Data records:
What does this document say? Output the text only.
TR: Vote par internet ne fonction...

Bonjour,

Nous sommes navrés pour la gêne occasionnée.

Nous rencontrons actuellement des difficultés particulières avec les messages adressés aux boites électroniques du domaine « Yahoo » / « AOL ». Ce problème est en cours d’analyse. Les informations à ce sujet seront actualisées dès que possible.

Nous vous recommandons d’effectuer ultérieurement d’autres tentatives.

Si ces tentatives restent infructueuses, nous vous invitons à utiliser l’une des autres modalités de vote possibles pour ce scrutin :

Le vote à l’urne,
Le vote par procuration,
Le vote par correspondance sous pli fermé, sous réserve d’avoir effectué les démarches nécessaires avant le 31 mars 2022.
* * *
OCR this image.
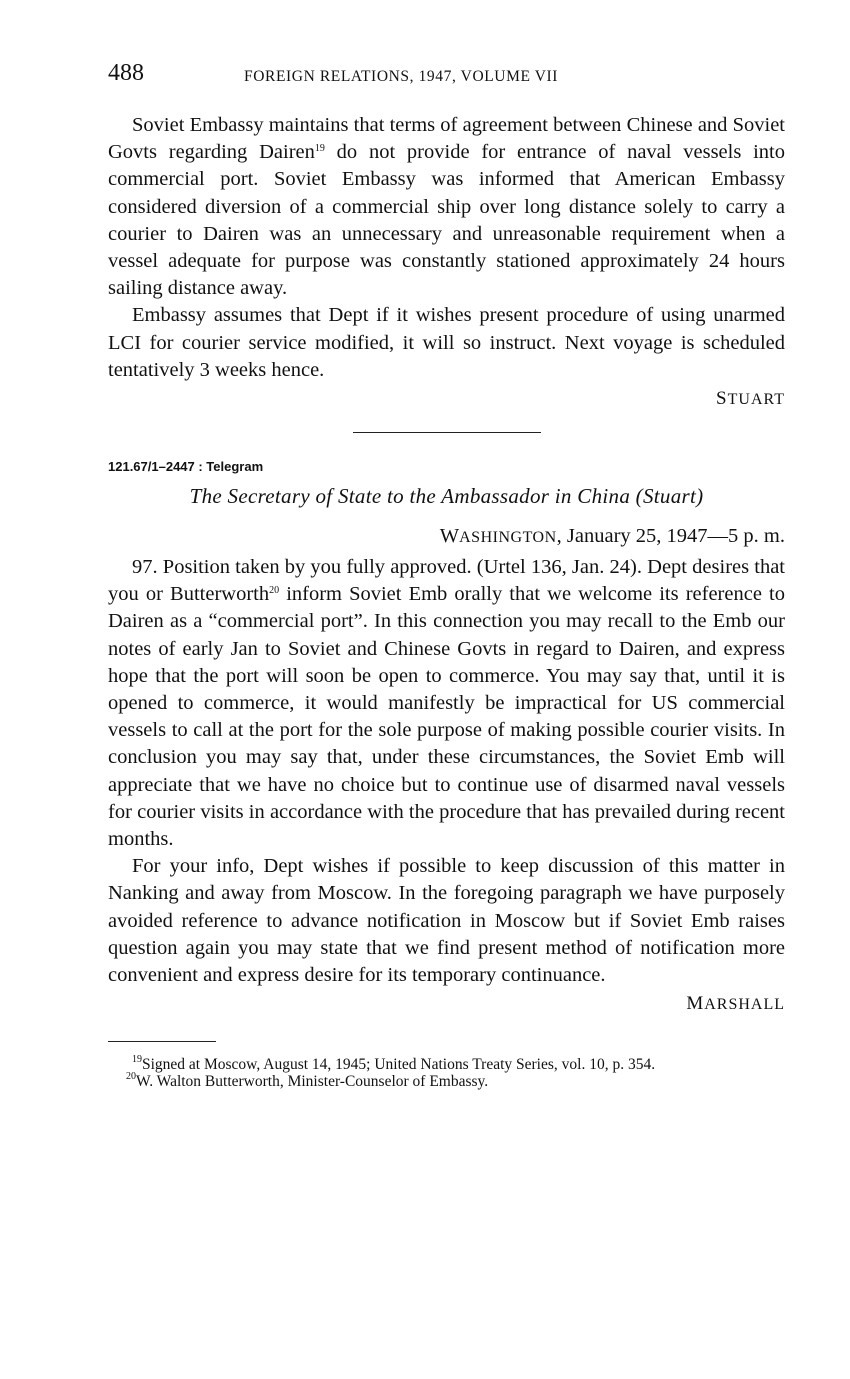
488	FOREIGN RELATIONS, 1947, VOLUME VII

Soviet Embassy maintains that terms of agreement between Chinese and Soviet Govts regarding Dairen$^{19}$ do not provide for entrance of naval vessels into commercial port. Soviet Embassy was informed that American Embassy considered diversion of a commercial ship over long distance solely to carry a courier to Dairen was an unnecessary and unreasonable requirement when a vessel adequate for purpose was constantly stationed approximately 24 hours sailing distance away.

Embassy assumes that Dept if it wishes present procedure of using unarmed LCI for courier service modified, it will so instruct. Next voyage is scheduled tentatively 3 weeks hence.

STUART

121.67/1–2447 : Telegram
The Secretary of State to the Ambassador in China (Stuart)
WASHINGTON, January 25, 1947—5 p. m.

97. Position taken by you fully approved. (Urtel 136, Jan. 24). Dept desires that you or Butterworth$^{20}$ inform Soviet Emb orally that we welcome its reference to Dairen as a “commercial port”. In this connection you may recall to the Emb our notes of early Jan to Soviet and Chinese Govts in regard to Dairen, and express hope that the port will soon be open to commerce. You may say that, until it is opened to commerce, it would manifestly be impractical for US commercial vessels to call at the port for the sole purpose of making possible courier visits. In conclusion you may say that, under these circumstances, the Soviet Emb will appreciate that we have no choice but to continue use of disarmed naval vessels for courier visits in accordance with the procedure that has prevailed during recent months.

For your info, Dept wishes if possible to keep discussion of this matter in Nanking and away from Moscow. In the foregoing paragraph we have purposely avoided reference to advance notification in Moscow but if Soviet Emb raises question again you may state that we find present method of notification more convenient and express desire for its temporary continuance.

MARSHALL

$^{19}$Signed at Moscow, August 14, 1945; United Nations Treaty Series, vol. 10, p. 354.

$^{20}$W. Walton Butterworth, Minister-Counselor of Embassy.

## [WORK TO DO]
From the entries above, copy every line where the word "Moscow" shows up.

## [SOLVED EXERCISE]
For your info, Dept wishes if possible to keep discussion of this matter in Nanking and away from Moscow. In the foregoing paragraph we have purposely avoided reference to advance notification in Moscow but if Soviet Emb raises question again you may state that we find present method of notification more convenient and express desire for its temporary continuance.
$^{19}$Signed at Moscow, August 14, 1945; United Nations Treaty Series, vol. 10, p. 354.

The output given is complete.